Goal. Restate the full set of records exactly, without adding or dropping a word.

(Data entries)
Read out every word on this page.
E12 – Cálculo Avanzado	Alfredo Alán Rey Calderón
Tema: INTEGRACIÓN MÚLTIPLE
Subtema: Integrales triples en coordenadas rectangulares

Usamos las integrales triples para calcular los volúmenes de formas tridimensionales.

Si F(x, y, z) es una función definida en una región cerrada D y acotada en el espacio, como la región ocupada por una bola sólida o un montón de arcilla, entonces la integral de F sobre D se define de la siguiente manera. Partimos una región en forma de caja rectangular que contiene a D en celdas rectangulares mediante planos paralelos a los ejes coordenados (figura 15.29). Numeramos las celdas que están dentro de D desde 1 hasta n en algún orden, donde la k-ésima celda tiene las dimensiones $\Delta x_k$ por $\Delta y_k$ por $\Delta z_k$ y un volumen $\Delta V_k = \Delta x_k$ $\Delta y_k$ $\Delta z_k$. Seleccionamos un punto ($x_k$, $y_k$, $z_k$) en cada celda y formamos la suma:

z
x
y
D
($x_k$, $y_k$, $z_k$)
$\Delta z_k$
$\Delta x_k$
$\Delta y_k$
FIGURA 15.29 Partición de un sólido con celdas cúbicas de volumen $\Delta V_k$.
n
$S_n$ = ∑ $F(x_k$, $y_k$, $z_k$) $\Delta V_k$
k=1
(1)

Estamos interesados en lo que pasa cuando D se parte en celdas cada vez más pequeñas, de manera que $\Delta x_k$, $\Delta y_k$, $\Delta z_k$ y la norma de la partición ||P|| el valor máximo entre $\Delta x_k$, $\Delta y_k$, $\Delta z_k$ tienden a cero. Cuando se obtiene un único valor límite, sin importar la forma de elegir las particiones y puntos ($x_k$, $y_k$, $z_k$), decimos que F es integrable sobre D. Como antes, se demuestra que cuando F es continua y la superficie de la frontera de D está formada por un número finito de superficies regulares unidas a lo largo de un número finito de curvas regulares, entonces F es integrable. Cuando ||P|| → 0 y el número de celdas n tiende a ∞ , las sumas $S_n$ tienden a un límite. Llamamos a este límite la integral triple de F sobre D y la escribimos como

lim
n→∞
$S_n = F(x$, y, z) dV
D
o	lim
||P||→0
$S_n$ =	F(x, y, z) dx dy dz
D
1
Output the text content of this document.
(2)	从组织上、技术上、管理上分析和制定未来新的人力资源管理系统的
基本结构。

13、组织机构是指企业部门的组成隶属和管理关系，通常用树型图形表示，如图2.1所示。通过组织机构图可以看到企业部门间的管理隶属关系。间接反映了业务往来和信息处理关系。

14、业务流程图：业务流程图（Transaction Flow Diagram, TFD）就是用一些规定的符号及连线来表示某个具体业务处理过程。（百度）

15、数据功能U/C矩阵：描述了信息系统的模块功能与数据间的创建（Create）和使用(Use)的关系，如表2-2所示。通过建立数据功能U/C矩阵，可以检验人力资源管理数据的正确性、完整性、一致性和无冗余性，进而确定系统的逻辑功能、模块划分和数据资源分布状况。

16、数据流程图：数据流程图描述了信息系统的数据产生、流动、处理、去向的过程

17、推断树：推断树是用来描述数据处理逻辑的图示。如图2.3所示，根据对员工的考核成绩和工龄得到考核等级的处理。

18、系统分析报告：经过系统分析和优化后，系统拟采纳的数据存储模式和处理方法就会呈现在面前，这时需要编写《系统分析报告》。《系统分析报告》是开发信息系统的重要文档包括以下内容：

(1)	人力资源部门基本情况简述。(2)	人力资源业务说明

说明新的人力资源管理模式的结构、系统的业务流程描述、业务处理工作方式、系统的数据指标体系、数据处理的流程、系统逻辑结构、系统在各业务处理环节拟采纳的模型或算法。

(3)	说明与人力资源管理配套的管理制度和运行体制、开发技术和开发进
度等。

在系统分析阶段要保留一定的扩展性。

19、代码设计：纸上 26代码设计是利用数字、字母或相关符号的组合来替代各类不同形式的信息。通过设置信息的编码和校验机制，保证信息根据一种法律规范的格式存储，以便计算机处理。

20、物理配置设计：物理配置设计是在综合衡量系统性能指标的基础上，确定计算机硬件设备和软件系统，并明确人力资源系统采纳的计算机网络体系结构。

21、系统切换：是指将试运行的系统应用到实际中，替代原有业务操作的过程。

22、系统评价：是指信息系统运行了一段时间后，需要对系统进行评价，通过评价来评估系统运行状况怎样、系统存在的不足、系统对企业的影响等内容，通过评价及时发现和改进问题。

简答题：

Reply to the task.
Read out every word on this page.
E12 – Cálculo Avanzado	Alfredo Alán Rey Calderón
Tema: INTEGRACIÓN MÚLTIPLE
Subtema: Integrales triples en coordenadas rectangulares

Usamos las integrales triples para calcular los volúmenes de formas tridimensionales.

Si F(x, y, z) es una función definida en una región cerrada D y acotada en el espacio, como la región ocupada por una bola sólida o un montón de arcilla, entonces la integral de F sobre D se define de la siguiente manera. Partimos una región en forma de caja rectangular que contiene a D en celdas rectangulares mediante planos paralelos a los ejes coordenados (figura 15.29). Numeramos las celdas que están dentro de D desde 1 hasta n en algún orden, donde la k-ésima celda tiene las dimensiones $\Delta x_k$ por $\Delta y_k$ por $\Delta z_k$ y un volumen $\Delta V_k = \Delta x_k$ $\Delta y_k$ $\Delta z_k$. Seleccionamos un punto ($x_k$, $y_k$, $z_k$) en cada celda y formamos la suma:

z
x
y
D
($x_k$, $y_k$, $z_k$)
$\Delta z_k$
$\Delta x_k$
$\Delta y_k$
FIGURA 15.29 Partición de un sólido con celdas cúbicas de volumen $\Delta V_k$.
n
$S_n$ = ∑ $F(x_k$, $y_k$, $z_k$) $\Delta V_k$
k=1
(1)

Estamos interesados en lo que pasa cuando D se parte en celdas cada vez más pequeñas, de manera que $\Delta x_k$, $\Delta y_k$, $\Delta z_k$ y la norma de la partición ||P|| el valor máximo entre $\Delta x_k$, $\Delta y_k$, $\Delta z_k$ tienden a cero. Cuando se obtiene un único valor límite, sin importar la forma de elegir las particiones y puntos ($x_k$, $y_k$, $z_k$), decimos que F es integrable sobre D. Como antes, se demuestra que cuando F es continua y la superficie de la frontera de D está formada por un número finito de superficies regulares unidas a lo largo de un número finito de curvas regulares, entonces F es integrable. Cuando ||P|| → 0 y el número de celdas n tiende a ∞ , las sumas $S_n$ tienden a un límite. Llamamos a este límite la integral triple de F sobre D y la escribimos como

lim
n→∞
$S_n = F(x$, y, z) dV
D
o	lim
||P||→0
$S_n$ =	F(x, y, z) dx dy dz
D
1
Output the text content of this document.
(2)	从组织上、技术上、管理上分析和制定未来新的人力资源管理系统的
基本结构。

13、组织机构是指企业部门的组成隶属和管理关系，通常用树型图形表示，如图2.1所示。通过组织机构图可以看到企业部门间的管理隶属关系。间接反映了业务往来和信息处理关系。

14、业务流程图：业务流程图（Transaction Flow Diagram, TFD）就是用一些规定的符号及连线来表示某个具体业务处理过程。（百度）

15、数据功能U/C矩阵：描述了信息系统的模块功能与数据间的创建（Create）和使用(Use)的关系，如表2-2所示。通过建立数据功能U/C矩阵，可以检验人力资源管理数据的正确性、完整性、一致性和无冗余性，进而确定系统的逻辑功能、模块划分和数据资源分布状况。

16、数据流程图：数据流程图描述了信息系统的数据产生、流动、处理、去向的过程

17、推断树：推断树是用来描述数据处理逻辑的图示。如图2.3所示，根据对员工的考核成绩和工龄得到考核等级的处理。

18、系统分析报告：经过系统分析和优化后，系统拟采纳的数据存储模式和处理方法就会呈现在面前，这时需要编写《系统分析报告》。《系统分析报告》是开发信息系统的重要文档包括以下内容：

(1)	人力资源部门基本情况简述。(2)	人力资源业务说明

说明新的人力资源管理模式的结构、系统的业务流程描述、业务处理工作方式、系统的数据指标体系、数据处理的流程、系统逻辑结构、系统在各业务处理环节拟采纳的模型或算法。

(3)	说明与人力资源管理配套的管理制度和运行体制、开发技术和开发进
度等。

在系统分析阶段要保留一定的扩展性。

19、代码设计：纸上 26代码设计是利用数字、字母或相关符号的组合来替代各类不同形式的信息。通过设置信息的编码和校验机制，保证信息根据一种法律规范的格式存储，以便计算机处理。

20、物理配置设计：物理配置设计是在综合衡量系统性能指标的基础上，确定计算机硬件设备和软件系统，并明确人力资源系统采纳的计算机网络体系结构。

21、系统切换：是指将试运行的系统应用到实际中，替代原有业务操作的过程。

22、系统评价：是指信息系统运行了一段时间后，需要对系统进行评价，通过评价来评估系统运行状况怎样、系统存在的不足、系统对企业的影响等内容，通过评价及时发现和改进问题。

简答题：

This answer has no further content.